▸ **WHAT IS ASKED**: Read the data and repeat it in full, exactly.

▸ **RECORDS PROVIDED**:
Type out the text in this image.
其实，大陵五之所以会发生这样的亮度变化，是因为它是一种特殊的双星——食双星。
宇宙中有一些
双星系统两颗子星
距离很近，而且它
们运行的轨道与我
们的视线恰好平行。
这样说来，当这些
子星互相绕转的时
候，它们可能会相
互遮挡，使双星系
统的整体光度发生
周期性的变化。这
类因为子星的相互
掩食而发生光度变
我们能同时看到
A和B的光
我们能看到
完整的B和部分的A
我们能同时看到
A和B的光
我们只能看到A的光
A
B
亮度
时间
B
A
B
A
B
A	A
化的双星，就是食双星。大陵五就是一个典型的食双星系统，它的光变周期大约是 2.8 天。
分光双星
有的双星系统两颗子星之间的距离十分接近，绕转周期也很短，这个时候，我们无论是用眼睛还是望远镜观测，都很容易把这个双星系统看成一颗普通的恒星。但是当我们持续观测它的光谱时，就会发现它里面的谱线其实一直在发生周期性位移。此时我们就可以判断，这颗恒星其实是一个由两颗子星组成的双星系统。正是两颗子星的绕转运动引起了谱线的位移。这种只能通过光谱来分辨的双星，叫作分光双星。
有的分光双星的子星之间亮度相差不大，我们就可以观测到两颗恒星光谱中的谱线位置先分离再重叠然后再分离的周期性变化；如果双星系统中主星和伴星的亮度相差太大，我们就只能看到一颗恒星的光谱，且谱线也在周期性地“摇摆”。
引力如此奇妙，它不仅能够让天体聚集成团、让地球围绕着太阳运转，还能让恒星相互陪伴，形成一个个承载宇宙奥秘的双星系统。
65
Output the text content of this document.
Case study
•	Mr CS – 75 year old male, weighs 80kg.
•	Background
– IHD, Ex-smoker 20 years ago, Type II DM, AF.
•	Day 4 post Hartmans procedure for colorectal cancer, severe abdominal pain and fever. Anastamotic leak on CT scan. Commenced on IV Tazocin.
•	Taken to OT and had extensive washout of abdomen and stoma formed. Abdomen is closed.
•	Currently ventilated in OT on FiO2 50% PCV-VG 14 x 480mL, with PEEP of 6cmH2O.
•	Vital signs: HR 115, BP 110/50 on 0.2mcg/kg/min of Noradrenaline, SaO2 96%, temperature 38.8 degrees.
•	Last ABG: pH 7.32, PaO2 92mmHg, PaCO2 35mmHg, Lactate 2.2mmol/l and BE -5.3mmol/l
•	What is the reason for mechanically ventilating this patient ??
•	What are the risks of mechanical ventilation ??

▸ **TASK RESULT**:
Type out the text in this image.
其实，大陵五之所以会发生这样的亮度变化，是因为它是一种特殊的双星——食双星。
宇宙中有一些
双星系统两颗子星
距离很近，而且它
们运行的轨道与我
们的视线恰好平行。
这样说来，当这些
子星互相绕转的时
候，它们可能会相
互遮挡，使双星系
统的整体光度发生
周期性的变化。这
类因为子星的相互
掩食而发生光度变
我们能同时看到
A和B的光
我们能看到
完整的B和部分的A
我们能同时看到
A和B的光
我们只能看到A的光
A
B
亮度
时间
B
A
B
A
B
A	A
化的双星，就是食双星。大陵五就是一个典型的食双星系统，它的光变周期大约是 2.8 天。
分光双星
有的双星系统两颗子星之间的距离十分接近，绕转周期也很短，这个时候，我们无论是用眼睛还是望远镜观测，都很容易把这个双星系统看成一颗普通的恒星。但是当我们持续观测它的光谱时，就会发现它里面的谱线其实一直在发生周期性位移。此时我们就可以判断，这颗恒星其实是一个由两颗子星组成的双星系统。正是两颗子星的绕转运动引起了谱线的位移。这种只能通过光谱来分辨的双星，叫作分光双星。
有的分光双星的子星之间亮度相差不大，我们就可以观测到两颗恒星光谱中的谱线位置先分离再重叠然后再分离的周期性变化；如果双星系统中主星和伴星的亮度相差太大，我们就只能看到一颗恒星的光谱，且谱线也在周期性地“摇摆”。
引力如此奇妙，它不仅能够让天体聚集成团、让地球围绕着太阳运转，还能让恒星相互陪伴，形成一个个承载宇宙奥秘的双星系统。
65
Output the text content of this document.
Case study
•	Mr CS – 75 year old male, weighs 80kg.
•	Background
– IHD, Ex-smoker 20 years ago, Type II DM, AF.
•	Day 4 post Hartmans procedure for colorectal cancer, severe abdominal pain and fever. Anastamotic leak on CT scan. Commenced on IV Tazocin.
•	Taken to OT and had extensive washout of abdomen and stoma formed. Abdomen is closed.
•	Currently ventilated in OT on FiO2 50% PCV-VG 14 x 480mL, with PEEP of 6cmH2O.
•	Vital signs: HR 115, BP 110/50 on 0.2mcg/kg/min of Noradrenaline, SaO2 96%, temperature 38.8 degrees.
•	Last ABG: pH 7.32, PaO2 92mmHg, PaCO2 35mmHg, Lactate 2.2mmol/l and BE -5.3mmol/l
•	What is the reason for mechanically ventilating this patient ??
•	What are the risks of mechanical ventilation ??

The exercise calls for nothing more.